◆ **What you need to do**: Using the listing below, extract each line that has the word "manner" in it.

◆ **Supplied data**:
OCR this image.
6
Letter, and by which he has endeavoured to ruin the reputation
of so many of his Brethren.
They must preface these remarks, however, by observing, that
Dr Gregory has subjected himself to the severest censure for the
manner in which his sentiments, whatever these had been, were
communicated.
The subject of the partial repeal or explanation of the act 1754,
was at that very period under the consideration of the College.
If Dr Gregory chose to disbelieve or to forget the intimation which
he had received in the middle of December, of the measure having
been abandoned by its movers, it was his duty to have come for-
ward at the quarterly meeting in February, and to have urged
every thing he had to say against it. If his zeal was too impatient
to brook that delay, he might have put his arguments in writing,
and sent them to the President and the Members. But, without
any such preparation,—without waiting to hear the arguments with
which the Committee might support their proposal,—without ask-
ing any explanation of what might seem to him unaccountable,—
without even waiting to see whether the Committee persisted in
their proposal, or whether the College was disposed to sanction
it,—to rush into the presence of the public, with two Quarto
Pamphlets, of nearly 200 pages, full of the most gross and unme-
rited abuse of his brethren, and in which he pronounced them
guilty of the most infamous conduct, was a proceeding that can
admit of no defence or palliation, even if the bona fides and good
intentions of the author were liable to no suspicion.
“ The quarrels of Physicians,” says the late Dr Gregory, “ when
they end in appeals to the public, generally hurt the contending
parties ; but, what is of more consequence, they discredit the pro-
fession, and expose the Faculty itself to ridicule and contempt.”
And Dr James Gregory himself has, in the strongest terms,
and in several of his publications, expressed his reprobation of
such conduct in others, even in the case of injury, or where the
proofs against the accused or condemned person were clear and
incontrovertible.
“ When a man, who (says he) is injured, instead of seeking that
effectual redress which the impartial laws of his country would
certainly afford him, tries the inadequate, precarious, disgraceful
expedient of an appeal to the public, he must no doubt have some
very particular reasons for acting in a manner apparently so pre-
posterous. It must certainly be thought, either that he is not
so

◆ **Result below**:
manner in which his sentiments, whatever these had been, were
very particular reasons for acting in a manner apparently so pre-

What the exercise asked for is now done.